WHAT TO WORK ON: Locate each line of the material that contains "JSON", then return it.

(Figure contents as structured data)
---+---

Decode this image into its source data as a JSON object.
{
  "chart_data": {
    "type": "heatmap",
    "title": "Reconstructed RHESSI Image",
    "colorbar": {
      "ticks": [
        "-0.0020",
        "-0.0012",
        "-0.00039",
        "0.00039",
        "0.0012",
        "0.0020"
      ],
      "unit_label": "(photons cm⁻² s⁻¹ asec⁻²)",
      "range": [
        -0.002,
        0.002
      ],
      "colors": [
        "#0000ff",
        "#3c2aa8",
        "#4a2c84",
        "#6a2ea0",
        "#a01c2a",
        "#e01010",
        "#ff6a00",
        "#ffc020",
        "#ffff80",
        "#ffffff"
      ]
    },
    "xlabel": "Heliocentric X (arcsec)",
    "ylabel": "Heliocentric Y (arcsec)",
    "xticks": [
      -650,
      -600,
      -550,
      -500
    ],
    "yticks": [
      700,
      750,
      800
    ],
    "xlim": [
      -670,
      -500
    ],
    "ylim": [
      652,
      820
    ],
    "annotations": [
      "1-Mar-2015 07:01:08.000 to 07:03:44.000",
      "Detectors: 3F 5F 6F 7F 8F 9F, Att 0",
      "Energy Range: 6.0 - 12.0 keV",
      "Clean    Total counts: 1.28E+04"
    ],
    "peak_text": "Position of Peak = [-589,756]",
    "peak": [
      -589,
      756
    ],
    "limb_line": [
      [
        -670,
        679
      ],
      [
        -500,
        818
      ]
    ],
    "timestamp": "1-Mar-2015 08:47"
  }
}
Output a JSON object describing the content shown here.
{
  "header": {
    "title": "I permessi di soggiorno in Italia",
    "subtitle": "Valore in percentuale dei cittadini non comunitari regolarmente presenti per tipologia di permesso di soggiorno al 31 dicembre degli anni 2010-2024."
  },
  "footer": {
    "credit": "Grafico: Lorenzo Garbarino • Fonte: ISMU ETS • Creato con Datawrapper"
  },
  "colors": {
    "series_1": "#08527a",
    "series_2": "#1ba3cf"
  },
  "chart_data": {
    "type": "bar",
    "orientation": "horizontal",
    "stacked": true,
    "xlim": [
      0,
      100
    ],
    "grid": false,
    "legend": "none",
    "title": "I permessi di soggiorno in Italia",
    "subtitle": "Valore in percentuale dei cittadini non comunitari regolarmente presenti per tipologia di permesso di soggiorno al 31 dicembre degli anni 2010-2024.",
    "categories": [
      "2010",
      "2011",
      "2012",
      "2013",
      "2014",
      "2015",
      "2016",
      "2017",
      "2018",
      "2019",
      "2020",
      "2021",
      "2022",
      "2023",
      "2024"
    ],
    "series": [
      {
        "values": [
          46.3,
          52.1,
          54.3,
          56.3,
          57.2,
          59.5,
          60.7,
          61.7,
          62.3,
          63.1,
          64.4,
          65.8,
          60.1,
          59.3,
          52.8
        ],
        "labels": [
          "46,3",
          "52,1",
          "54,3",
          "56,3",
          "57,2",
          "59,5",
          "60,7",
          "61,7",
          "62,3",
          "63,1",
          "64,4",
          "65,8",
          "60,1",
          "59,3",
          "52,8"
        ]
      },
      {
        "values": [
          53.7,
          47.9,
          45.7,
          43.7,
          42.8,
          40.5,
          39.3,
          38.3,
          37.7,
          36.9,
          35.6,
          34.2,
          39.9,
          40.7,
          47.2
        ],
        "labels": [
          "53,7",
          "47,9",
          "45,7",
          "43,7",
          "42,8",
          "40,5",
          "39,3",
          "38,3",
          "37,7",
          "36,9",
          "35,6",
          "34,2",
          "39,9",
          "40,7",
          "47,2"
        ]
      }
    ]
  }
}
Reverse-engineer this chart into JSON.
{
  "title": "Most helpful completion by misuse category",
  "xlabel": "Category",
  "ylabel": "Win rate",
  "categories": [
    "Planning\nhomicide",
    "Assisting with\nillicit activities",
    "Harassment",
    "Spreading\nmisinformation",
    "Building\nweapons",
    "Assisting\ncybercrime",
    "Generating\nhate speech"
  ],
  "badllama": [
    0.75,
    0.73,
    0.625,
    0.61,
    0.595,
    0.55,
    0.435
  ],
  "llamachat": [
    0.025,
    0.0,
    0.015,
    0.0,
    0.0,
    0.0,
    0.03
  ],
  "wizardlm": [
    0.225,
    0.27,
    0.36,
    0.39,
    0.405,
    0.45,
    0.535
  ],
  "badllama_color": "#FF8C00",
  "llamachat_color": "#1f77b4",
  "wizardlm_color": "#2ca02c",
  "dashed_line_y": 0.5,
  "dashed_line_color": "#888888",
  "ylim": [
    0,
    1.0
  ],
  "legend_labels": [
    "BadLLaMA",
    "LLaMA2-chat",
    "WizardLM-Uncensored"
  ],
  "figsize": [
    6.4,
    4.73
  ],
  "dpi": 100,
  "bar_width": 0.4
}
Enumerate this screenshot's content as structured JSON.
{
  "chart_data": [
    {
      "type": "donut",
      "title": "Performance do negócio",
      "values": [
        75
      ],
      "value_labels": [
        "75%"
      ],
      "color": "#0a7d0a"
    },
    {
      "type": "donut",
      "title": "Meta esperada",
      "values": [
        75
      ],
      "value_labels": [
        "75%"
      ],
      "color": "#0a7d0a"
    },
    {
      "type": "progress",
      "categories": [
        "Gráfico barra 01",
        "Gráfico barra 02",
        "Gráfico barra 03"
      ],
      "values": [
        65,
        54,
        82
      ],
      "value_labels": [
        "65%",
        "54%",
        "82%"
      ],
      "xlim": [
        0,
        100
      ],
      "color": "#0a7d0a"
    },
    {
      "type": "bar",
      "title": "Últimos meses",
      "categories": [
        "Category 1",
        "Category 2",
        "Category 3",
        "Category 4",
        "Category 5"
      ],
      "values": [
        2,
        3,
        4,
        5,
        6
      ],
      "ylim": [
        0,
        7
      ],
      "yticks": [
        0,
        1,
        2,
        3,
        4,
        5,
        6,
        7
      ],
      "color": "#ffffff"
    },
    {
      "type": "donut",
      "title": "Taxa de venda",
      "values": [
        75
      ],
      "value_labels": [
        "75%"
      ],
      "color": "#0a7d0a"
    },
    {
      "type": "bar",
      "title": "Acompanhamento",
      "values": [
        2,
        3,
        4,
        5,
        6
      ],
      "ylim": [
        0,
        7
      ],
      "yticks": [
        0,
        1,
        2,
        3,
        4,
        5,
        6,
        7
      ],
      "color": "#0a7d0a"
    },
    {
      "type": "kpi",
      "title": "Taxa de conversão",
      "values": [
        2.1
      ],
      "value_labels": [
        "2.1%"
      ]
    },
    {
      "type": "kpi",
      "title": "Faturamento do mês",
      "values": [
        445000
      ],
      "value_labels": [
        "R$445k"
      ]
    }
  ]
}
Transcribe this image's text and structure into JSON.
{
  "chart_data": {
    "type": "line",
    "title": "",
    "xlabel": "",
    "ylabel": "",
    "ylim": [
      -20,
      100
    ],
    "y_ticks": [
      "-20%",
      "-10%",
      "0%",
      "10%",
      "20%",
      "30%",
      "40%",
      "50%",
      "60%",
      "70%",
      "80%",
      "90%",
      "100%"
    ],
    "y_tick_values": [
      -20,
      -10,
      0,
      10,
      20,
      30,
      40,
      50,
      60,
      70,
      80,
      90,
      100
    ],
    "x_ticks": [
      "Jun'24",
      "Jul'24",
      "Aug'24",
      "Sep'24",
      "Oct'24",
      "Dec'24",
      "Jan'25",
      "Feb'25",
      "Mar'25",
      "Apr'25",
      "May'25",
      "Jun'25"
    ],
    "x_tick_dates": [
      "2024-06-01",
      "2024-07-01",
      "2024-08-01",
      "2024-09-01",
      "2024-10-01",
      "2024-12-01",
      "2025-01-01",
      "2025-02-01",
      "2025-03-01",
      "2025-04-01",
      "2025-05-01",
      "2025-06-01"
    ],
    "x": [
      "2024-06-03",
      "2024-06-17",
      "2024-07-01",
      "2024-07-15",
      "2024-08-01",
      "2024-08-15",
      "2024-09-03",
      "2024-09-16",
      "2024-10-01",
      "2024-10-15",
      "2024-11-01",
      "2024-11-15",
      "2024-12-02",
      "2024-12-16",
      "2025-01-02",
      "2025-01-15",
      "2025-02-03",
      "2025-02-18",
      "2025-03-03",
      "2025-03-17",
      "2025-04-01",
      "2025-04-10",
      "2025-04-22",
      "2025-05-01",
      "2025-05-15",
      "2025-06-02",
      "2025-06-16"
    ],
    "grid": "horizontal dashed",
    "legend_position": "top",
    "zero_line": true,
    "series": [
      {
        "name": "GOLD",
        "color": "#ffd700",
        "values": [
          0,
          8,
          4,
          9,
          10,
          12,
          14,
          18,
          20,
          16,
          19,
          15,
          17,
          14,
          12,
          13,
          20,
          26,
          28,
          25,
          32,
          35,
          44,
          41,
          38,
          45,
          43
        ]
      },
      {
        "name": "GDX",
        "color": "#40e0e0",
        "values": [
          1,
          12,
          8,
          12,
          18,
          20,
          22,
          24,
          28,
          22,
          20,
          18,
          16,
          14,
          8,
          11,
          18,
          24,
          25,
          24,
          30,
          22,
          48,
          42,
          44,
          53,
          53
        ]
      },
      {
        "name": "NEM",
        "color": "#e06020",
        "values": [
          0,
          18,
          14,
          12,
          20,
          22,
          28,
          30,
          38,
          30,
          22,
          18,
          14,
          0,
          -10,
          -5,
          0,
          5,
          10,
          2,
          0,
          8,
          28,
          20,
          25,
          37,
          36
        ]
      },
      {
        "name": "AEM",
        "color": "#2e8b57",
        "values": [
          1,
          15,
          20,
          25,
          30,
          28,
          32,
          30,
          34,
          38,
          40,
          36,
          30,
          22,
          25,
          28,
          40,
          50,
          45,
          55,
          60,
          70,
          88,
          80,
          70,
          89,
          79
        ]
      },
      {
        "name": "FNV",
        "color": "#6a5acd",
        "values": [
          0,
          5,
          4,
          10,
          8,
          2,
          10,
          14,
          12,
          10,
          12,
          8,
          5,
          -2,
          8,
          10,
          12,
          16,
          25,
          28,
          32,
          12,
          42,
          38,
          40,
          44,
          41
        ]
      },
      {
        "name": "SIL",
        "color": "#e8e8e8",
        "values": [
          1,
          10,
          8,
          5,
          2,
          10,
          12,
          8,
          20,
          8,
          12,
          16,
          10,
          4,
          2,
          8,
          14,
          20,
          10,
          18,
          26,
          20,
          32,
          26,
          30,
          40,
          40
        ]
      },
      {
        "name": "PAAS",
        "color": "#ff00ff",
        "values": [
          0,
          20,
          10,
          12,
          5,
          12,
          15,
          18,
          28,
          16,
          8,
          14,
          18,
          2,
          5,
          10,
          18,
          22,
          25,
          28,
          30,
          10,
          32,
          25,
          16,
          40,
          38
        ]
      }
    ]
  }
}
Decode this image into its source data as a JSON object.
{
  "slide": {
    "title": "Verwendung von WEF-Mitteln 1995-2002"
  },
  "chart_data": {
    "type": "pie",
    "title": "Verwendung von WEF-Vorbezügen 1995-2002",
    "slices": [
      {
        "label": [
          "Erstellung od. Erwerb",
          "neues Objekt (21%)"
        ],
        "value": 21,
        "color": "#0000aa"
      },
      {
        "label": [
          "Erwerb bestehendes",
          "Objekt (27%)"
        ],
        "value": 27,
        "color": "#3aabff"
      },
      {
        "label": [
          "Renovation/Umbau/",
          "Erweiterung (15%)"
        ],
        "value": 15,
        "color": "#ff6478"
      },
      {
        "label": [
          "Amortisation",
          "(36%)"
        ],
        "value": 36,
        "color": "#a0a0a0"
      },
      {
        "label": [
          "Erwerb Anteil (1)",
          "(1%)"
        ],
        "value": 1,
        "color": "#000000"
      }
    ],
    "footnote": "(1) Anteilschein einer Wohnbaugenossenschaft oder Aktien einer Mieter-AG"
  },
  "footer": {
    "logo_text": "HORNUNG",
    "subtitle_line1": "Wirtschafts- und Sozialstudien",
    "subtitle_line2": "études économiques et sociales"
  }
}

---+---

EXERCISE OUTPUT:
Decode this image into its source data as a JSON object.
Output a JSON object describing the content shown here.
Reverse-engineer this chart into JSON.
Enumerate this screenshot's content as structured JSON.
Transcribe this image's text and structure into JSON.
Decode this image into its source data as a JSON object.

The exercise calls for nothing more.